-- Records supplied --
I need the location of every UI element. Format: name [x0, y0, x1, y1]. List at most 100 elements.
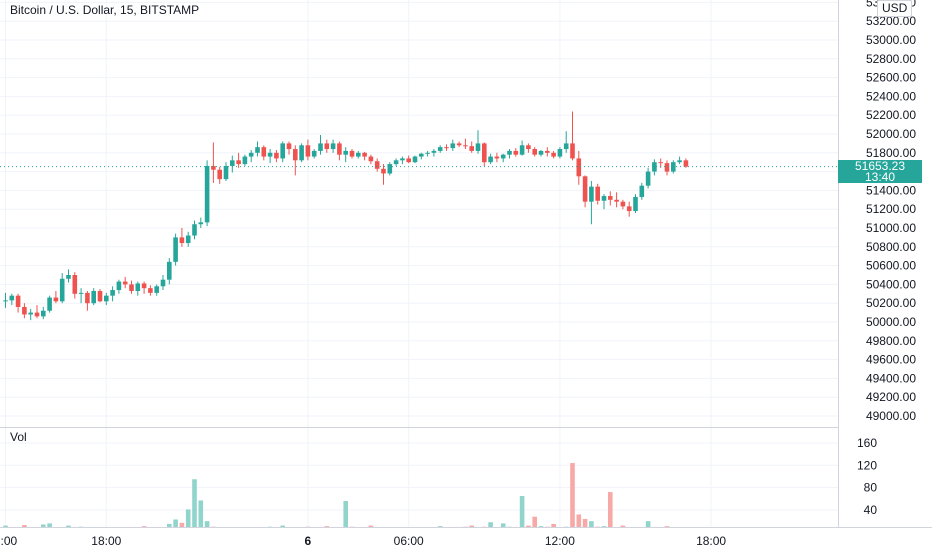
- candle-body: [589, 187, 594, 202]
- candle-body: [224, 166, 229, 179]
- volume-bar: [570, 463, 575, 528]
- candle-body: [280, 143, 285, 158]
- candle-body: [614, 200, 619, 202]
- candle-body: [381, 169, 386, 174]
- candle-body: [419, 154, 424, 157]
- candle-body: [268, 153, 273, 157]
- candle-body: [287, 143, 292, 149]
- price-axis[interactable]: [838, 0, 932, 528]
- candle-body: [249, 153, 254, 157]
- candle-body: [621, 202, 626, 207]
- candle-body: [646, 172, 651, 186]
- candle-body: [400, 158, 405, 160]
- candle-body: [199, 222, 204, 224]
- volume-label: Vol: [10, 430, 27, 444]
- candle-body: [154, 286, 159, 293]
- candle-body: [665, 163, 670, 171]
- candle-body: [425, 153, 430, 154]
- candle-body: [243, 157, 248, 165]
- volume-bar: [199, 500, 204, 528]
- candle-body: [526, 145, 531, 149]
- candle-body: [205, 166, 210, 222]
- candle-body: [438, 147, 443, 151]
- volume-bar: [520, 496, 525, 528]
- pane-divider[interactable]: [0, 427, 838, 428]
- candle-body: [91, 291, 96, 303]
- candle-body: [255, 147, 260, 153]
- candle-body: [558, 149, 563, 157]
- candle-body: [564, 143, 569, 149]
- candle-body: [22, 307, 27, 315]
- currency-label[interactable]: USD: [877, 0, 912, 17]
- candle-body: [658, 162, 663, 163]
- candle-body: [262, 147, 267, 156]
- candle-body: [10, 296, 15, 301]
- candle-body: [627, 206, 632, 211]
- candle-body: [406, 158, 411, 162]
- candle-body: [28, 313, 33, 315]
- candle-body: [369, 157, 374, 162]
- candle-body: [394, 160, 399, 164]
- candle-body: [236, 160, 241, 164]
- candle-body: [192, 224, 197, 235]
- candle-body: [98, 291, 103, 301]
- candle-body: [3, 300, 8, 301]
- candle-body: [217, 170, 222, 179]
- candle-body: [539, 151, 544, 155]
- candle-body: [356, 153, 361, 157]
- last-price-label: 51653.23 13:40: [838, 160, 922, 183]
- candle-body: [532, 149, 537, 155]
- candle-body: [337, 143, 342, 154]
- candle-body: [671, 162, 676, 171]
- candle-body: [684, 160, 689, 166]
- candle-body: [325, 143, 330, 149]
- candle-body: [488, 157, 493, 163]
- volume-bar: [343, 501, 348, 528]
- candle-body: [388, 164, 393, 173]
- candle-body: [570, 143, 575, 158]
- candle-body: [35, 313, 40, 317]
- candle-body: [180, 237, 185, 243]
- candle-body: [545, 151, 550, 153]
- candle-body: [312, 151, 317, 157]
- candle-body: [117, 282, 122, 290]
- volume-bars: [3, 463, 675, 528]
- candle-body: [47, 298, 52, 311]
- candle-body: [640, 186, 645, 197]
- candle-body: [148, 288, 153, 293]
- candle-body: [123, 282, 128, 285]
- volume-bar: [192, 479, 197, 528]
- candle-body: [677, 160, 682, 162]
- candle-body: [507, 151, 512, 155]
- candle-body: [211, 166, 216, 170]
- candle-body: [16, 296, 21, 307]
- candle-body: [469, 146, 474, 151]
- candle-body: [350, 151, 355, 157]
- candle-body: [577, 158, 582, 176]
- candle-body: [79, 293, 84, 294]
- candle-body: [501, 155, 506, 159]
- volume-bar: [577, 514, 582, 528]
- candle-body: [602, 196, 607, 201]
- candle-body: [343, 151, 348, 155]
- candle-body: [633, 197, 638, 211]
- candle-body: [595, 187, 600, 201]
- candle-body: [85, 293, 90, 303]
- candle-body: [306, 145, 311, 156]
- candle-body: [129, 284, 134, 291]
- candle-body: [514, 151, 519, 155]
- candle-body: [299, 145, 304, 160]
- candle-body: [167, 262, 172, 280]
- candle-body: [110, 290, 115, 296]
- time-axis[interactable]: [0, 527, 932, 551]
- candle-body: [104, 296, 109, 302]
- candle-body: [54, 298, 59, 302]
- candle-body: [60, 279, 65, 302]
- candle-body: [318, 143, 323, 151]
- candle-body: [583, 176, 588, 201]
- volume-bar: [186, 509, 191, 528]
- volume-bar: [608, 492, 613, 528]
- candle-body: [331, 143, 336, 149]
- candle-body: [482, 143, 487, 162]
==
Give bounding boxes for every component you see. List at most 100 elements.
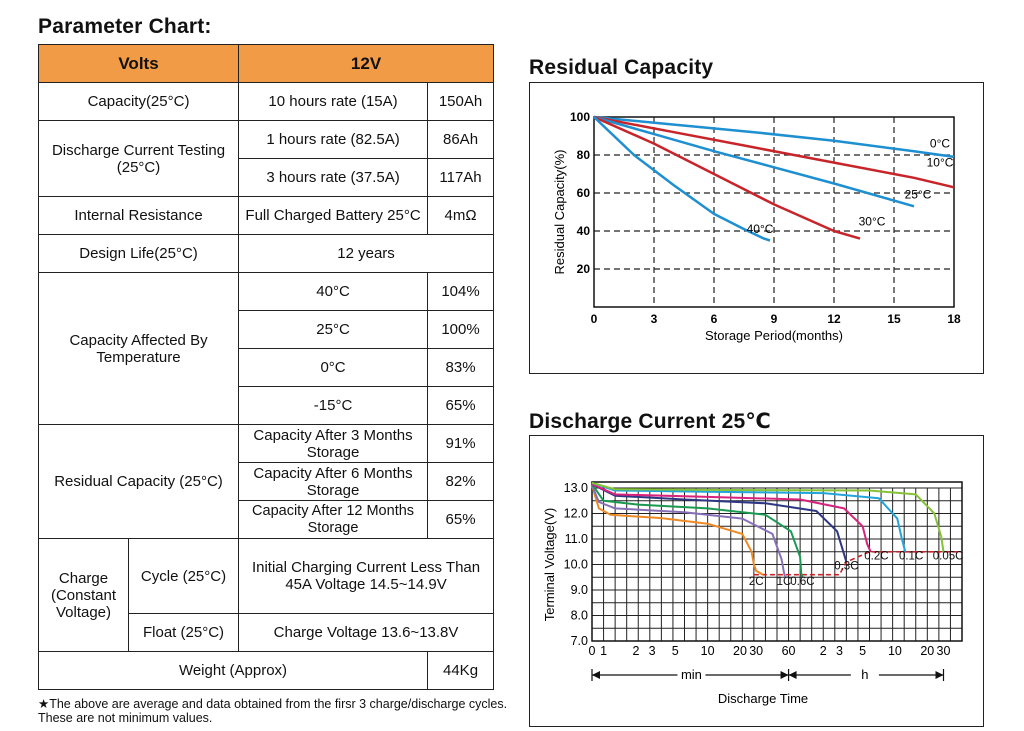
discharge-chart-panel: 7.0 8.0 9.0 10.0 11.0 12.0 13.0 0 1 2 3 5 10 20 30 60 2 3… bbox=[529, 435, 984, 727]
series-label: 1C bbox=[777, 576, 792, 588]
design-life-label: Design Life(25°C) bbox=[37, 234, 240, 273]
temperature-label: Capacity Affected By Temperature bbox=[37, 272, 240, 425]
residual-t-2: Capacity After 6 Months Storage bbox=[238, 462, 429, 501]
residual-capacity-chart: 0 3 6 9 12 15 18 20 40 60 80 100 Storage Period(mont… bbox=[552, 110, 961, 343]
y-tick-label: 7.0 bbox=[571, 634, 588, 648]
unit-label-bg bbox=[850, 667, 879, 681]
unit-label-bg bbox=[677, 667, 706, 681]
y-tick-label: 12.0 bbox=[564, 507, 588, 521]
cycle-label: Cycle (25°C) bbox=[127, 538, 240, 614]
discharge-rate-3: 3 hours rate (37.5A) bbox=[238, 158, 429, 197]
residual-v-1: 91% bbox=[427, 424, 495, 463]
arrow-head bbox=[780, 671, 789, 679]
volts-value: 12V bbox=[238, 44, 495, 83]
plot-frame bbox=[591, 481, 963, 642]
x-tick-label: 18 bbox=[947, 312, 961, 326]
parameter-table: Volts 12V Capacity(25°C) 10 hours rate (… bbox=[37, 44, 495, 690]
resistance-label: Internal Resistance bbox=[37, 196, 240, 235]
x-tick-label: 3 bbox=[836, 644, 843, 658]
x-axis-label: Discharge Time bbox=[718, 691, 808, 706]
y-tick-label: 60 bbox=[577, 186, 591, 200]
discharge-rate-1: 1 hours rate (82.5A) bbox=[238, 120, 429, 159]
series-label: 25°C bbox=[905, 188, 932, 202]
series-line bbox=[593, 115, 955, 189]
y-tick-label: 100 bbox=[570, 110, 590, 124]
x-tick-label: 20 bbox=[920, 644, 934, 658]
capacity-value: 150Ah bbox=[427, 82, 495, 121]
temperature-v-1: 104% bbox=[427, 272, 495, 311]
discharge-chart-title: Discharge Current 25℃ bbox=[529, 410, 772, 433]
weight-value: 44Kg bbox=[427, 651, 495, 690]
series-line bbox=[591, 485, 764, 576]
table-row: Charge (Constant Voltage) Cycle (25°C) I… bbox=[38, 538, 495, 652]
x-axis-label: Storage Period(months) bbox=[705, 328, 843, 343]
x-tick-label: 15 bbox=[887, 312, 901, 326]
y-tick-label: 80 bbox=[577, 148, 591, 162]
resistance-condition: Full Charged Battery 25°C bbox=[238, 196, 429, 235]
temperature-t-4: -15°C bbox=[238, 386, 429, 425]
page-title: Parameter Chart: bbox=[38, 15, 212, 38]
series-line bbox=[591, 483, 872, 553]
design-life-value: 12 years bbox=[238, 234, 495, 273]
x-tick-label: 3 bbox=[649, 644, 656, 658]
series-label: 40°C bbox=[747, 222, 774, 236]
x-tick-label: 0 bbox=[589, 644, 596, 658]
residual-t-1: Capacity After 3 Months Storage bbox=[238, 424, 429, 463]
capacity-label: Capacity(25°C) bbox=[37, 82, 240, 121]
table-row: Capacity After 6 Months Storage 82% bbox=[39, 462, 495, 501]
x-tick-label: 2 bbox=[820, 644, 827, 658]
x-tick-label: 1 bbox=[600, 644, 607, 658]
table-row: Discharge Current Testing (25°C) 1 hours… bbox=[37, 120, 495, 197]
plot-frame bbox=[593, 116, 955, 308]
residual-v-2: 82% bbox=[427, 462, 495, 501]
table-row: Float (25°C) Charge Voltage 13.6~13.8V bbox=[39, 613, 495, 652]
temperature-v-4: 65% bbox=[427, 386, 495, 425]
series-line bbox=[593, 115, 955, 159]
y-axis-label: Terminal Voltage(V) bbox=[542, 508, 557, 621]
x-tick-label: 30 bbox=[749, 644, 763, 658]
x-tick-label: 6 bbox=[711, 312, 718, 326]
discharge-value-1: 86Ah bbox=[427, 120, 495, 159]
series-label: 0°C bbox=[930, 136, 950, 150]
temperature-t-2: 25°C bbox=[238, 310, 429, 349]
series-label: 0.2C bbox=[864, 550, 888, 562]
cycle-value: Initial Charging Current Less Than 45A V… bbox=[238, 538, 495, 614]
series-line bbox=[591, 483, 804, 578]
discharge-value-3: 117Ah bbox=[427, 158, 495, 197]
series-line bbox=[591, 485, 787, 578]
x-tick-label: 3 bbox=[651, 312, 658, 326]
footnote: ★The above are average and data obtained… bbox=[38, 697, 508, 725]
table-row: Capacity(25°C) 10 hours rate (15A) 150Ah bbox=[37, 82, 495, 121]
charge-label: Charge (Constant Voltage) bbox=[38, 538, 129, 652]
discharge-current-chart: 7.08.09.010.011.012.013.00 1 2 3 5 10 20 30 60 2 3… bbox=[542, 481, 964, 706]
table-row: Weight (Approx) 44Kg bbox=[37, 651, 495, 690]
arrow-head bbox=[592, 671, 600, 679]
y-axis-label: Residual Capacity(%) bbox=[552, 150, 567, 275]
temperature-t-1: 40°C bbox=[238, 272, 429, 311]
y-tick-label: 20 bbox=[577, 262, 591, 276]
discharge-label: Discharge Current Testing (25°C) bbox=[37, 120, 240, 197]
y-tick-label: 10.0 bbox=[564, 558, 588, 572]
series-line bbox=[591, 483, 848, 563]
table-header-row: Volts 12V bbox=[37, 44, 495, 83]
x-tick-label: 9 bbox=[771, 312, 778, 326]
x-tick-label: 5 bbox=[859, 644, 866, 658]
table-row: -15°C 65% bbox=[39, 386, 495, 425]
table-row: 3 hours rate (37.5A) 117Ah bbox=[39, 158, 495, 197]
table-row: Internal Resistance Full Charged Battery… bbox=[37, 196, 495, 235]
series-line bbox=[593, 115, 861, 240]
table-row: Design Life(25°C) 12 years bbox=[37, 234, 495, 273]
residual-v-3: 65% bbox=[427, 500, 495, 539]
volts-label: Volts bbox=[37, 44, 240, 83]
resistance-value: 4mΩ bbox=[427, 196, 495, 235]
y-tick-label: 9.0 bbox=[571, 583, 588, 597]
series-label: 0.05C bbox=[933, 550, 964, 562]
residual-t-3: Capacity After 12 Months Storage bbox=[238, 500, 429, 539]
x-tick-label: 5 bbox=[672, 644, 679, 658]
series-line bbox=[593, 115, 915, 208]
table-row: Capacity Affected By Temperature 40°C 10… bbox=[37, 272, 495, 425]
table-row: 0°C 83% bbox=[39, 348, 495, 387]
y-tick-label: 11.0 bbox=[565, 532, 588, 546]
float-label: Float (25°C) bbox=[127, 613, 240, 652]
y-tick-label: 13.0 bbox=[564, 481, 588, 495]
--
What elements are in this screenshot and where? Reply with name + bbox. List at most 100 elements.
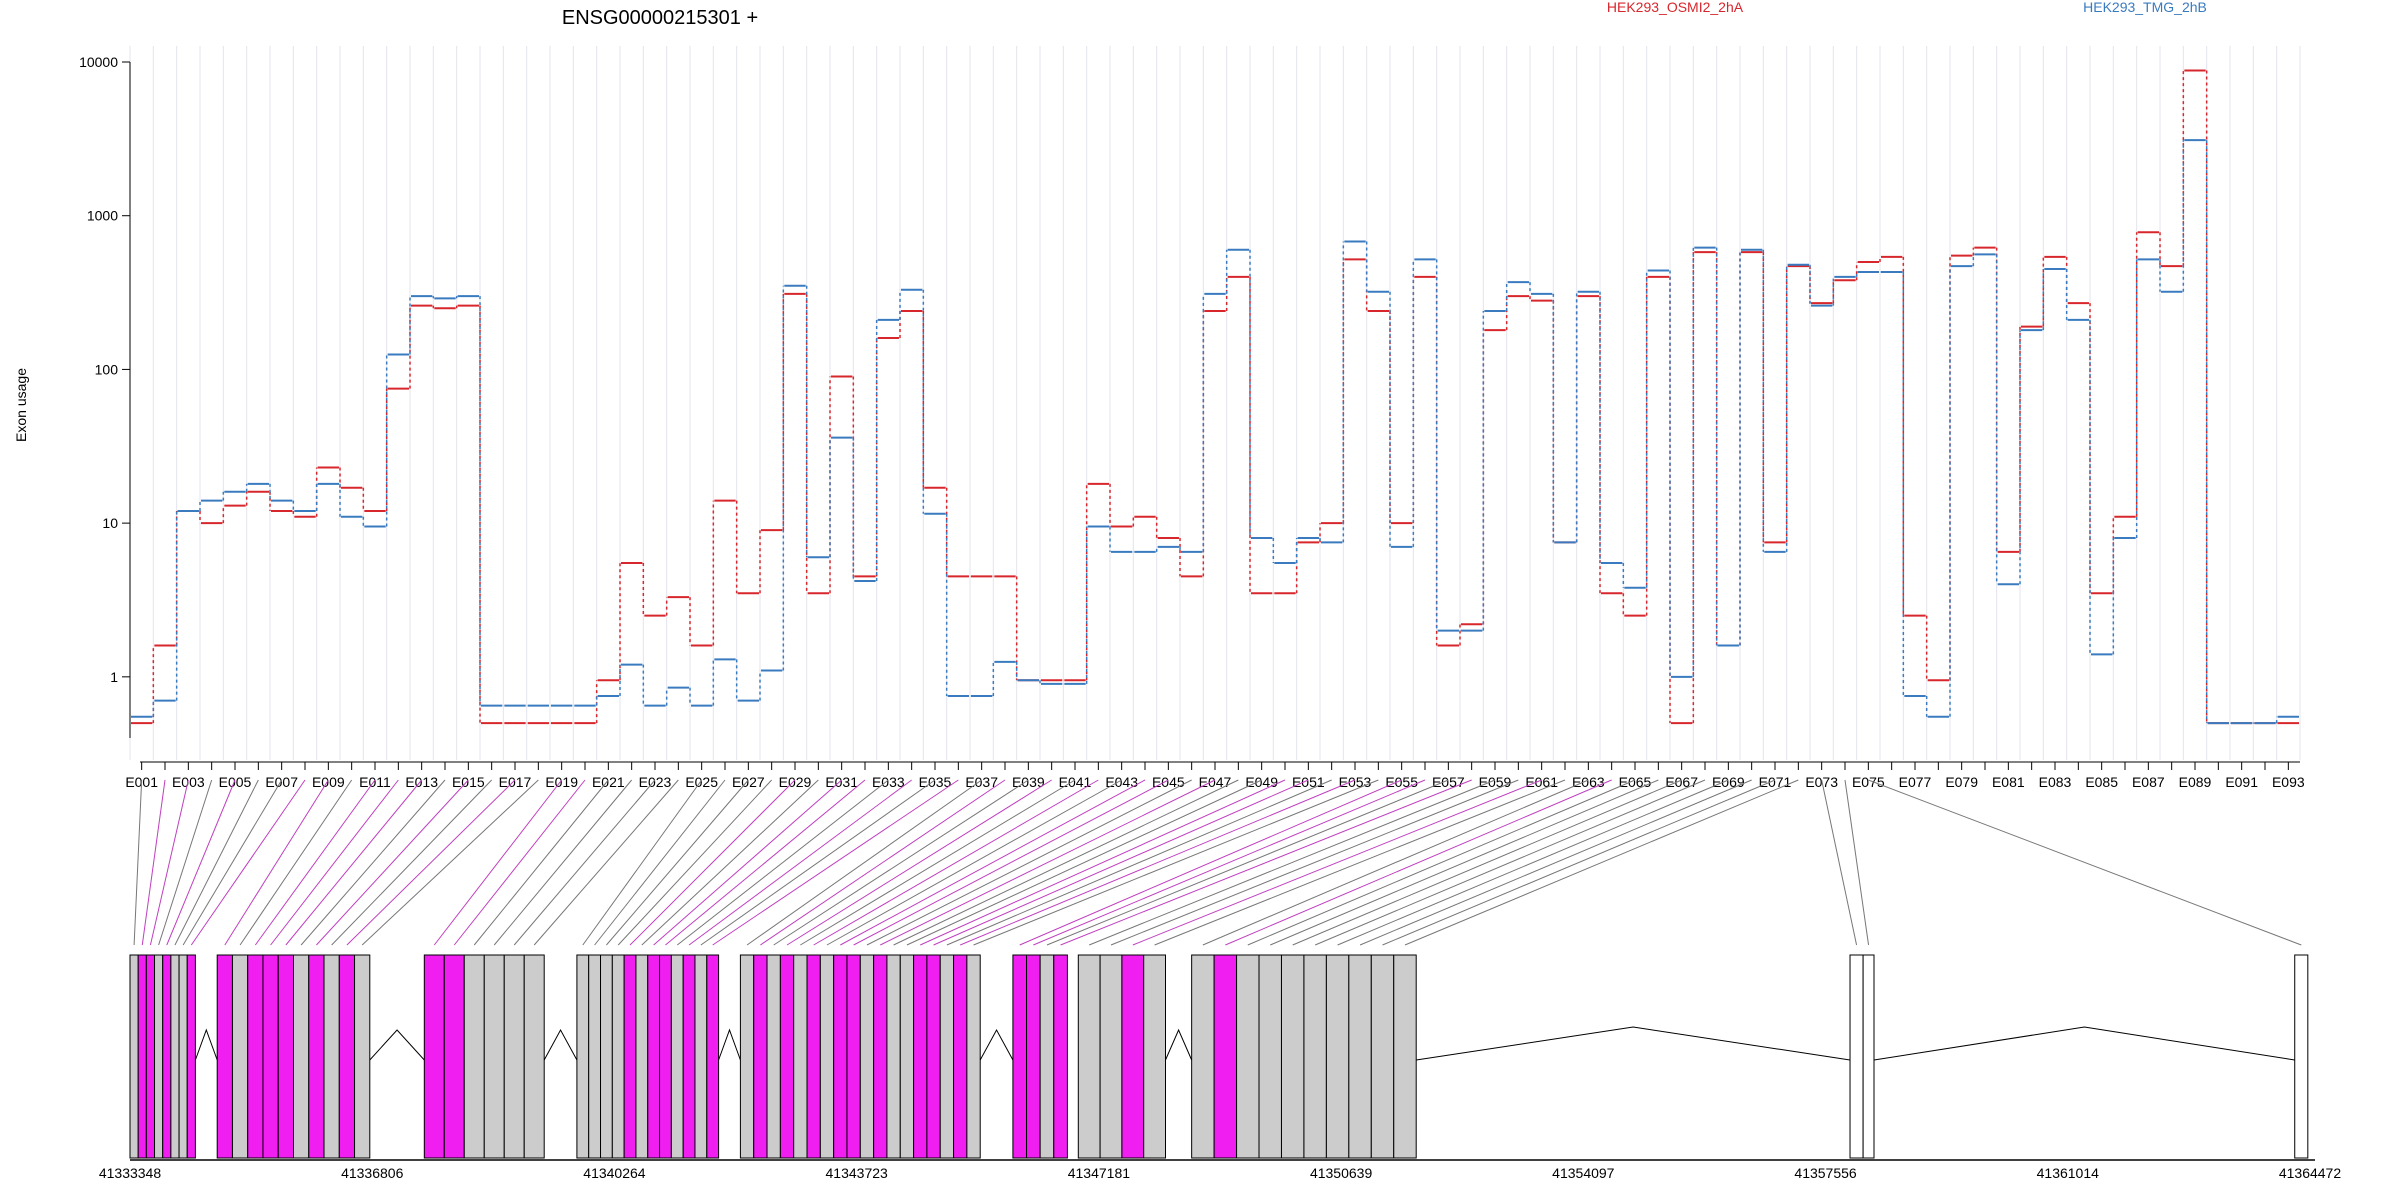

-- Task goal --
Rewrite the lines as a numbered list, starting at the line that contains "Give bounding boxes" and ending after the line that contains "x-tick-label: 3 bbox=[836, 644, 843, 658]". Leave out blank lines and pictures.

-- Task solution --
1. Give bounding boxes for every component you see. List at most 100 elements.
2. discharge-chart-panel: 7.0 8.0 9.0 10.0 11.0 12.0 13.0 0 1 2 3 5 10 20 30 60 2 3… bbox=[529, 435, 984, 727]
3. series-label: 1C bbox=[777, 576, 792, 588]
4. design-life-label: Design Life(25°C) bbox=[37, 234, 240, 273]
5. temperature-label: Capacity Affected By Temperature bbox=[37, 272, 240, 425]
6. residual-t-2: Capacity After 6 Months Storage bbox=[238, 462, 429, 501]
7. residual-capacity-chart: 0 3 6 9 12 15 18 20 40 60 80 100 Storage Period(mont… bbox=[552, 110, 961, 343]
8. y-tick-label: 7.0 bbox=[571, 634, 588, 648]
9. unit-label-bg bbox=[850, 667, 879, 681]
10. unit-label-bg bbox=[677, 667, 706, 681]
11. y-tick-label: 12.0 bbox=[564, 507, 588, 521]
12. cycle-label: Cycle (25°C) bbox=[127, 538, 240, 614]
13. discharge-rate-3: 3 hours rate (37.5A) bbox=[238, 158, 429, 197]
14. residual-v-1: 91% bbox=[427, 424, 495, 463]
15. arrow-head bbox=[780, 671, 789, 679]
16. volts-value: 12V bbox=[238, 44, 495, 83]
17. plot-frame bbox=[591, 481, 963, 642]
18. x-tick-label: 18 bbox=[947, 312, 961, 326]
19. parameter-table: Volts 12V Capacity(25°C) 10 hours rate (… bbox=[37, 44, 495, 690]
20. resistance-label: Internal Resistance bbox=[37, 196, 240, 235]
21. x-tick-label: 3 bbox=[836, 644, 843, 658]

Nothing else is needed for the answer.